■ WORK TO BE COMPLETED ■
Look for the string "time" in every line, and copy each line that has it.

[Stored entries]
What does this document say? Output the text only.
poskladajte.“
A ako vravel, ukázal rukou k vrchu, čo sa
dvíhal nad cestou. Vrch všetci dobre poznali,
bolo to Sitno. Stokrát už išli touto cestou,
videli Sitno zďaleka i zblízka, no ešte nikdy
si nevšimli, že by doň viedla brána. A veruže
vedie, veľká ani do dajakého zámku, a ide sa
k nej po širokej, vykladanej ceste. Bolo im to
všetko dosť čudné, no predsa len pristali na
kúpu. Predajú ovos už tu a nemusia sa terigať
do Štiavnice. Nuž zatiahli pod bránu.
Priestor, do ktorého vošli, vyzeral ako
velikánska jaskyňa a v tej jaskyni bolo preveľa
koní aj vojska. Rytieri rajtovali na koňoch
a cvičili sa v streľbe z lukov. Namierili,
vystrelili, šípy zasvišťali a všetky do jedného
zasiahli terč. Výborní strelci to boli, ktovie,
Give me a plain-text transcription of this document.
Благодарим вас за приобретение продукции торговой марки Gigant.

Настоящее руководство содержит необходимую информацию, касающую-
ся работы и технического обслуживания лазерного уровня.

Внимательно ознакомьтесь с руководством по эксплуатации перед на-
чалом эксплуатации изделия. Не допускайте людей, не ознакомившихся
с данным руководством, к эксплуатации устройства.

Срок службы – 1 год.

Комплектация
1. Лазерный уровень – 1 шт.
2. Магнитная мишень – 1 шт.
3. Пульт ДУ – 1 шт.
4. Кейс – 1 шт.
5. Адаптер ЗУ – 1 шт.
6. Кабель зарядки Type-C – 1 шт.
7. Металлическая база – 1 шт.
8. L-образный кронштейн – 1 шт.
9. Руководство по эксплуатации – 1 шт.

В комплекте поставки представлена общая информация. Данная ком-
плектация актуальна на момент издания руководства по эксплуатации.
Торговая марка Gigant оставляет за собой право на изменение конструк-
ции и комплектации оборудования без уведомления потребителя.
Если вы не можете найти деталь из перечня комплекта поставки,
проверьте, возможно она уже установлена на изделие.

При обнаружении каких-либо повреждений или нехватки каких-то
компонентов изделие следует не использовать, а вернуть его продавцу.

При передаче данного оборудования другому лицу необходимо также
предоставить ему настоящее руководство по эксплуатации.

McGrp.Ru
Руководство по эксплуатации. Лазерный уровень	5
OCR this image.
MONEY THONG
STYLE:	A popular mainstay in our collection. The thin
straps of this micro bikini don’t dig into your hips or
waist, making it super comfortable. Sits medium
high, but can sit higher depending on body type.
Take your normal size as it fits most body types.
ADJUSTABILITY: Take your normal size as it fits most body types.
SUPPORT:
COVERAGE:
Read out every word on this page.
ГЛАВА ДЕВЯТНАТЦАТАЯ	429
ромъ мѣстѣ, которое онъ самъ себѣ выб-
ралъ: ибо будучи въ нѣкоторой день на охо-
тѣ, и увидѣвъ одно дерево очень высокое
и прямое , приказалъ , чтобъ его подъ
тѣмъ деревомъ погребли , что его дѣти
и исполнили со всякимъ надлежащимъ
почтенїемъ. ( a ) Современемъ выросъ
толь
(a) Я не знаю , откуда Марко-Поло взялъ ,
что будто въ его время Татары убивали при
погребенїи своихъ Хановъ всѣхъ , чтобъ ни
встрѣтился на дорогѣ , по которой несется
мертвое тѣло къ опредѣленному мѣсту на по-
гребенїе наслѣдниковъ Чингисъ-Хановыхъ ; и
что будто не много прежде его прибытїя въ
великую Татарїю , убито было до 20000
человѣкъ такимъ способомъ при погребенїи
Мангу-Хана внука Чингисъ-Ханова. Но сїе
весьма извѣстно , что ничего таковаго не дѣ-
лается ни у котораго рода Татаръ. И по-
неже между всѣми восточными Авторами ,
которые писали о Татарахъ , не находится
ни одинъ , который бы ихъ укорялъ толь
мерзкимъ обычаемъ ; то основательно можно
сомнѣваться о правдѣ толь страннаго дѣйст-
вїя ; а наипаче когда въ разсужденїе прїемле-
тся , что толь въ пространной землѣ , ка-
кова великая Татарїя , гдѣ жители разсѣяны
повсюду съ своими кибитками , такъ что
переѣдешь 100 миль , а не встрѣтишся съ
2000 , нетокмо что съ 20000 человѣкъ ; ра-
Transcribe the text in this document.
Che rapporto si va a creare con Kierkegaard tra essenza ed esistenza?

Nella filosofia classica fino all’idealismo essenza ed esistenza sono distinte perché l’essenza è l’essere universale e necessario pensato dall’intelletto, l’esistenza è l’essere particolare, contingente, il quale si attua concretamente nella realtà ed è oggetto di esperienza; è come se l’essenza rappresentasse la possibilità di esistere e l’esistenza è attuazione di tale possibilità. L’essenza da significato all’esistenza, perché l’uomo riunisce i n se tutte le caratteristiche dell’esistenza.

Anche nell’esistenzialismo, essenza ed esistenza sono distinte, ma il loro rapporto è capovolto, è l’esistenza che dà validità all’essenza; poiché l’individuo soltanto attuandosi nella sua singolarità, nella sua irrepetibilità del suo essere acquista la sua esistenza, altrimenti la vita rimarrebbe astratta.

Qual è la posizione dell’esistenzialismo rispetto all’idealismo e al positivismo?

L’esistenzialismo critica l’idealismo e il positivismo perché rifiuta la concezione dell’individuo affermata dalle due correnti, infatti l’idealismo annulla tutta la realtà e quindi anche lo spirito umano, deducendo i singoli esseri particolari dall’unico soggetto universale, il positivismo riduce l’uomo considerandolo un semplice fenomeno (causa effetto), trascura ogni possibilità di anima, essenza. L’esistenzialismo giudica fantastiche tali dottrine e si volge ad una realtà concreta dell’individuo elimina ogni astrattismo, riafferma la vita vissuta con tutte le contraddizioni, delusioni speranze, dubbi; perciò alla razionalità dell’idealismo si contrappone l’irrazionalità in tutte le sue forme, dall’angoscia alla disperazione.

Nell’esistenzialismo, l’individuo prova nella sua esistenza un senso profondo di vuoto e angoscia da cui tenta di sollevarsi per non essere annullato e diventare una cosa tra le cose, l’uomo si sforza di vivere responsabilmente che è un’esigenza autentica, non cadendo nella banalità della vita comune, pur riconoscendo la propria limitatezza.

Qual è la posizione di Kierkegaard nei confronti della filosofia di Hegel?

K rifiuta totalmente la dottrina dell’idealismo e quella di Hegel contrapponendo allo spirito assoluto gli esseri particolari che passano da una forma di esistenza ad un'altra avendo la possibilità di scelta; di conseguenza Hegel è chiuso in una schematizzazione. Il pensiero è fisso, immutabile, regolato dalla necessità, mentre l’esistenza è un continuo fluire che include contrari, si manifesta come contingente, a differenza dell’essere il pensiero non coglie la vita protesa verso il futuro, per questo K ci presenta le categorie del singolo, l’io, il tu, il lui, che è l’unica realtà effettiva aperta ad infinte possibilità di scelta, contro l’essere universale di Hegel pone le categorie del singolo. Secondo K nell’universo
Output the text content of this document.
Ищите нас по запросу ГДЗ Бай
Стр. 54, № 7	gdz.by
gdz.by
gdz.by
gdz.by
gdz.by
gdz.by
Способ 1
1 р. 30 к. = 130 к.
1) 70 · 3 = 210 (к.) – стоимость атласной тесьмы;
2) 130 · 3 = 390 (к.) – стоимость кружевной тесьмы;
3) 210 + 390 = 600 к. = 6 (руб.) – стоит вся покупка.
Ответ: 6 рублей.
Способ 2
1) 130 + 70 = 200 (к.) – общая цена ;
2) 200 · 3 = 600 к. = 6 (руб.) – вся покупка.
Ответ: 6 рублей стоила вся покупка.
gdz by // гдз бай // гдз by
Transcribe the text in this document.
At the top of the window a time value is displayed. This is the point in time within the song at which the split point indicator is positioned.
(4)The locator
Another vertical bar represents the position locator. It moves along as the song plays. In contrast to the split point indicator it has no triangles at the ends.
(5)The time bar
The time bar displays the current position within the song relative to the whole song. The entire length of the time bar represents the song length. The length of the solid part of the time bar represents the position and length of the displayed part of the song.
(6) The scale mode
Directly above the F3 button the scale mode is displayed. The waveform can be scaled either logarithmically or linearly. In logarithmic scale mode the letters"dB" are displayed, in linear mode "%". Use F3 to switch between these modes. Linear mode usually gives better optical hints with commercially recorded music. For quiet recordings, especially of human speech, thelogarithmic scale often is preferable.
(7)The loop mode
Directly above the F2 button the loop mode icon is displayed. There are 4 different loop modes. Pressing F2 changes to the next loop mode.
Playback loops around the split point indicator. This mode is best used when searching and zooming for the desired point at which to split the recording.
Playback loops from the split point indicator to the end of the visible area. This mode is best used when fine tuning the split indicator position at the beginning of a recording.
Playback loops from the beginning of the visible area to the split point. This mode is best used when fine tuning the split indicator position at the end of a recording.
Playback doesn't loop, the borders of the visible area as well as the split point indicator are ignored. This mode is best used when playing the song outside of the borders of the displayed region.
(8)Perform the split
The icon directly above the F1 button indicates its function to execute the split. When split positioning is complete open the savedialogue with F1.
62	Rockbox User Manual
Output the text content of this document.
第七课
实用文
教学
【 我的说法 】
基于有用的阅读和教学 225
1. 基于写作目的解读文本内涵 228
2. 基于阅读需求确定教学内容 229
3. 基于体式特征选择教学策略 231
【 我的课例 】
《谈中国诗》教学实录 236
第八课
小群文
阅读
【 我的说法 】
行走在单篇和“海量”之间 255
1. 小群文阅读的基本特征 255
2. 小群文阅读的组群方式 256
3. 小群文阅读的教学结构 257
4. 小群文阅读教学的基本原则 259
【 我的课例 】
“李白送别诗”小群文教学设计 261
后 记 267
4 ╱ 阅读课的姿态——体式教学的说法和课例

■ RESULT ■
At the top of the window a time value is displayed. This is the point in time within the song at which the split point indicator is positioned.
(5)The time bar
The time bar displays the current position within the song relative to the whole song. The entire length of the time bar represents the song length. The length of the solid part of the time bar represents the position and length of the displayed part of the song.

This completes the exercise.